[start MATERIAL TO PROCESS]

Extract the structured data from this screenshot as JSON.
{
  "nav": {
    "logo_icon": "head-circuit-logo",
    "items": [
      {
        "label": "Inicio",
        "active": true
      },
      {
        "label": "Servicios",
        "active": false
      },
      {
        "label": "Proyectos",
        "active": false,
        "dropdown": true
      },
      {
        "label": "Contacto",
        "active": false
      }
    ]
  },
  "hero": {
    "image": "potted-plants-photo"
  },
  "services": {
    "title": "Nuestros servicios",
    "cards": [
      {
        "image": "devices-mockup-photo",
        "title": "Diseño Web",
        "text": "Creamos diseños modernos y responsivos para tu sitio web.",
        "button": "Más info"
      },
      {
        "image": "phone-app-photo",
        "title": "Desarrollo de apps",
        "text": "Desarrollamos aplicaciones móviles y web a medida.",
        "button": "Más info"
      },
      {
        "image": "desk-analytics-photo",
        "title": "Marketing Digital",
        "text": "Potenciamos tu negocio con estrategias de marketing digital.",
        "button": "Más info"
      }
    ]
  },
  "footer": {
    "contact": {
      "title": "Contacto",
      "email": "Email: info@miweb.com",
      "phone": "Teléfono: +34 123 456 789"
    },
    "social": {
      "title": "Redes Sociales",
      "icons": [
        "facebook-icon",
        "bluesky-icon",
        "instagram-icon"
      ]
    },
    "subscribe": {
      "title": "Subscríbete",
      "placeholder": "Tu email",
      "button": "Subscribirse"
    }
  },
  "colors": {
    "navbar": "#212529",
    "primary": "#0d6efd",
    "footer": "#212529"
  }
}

[end MATERIAL TO PROCESS]

Return only the number of lines in the preceding records that contain the string "email".

2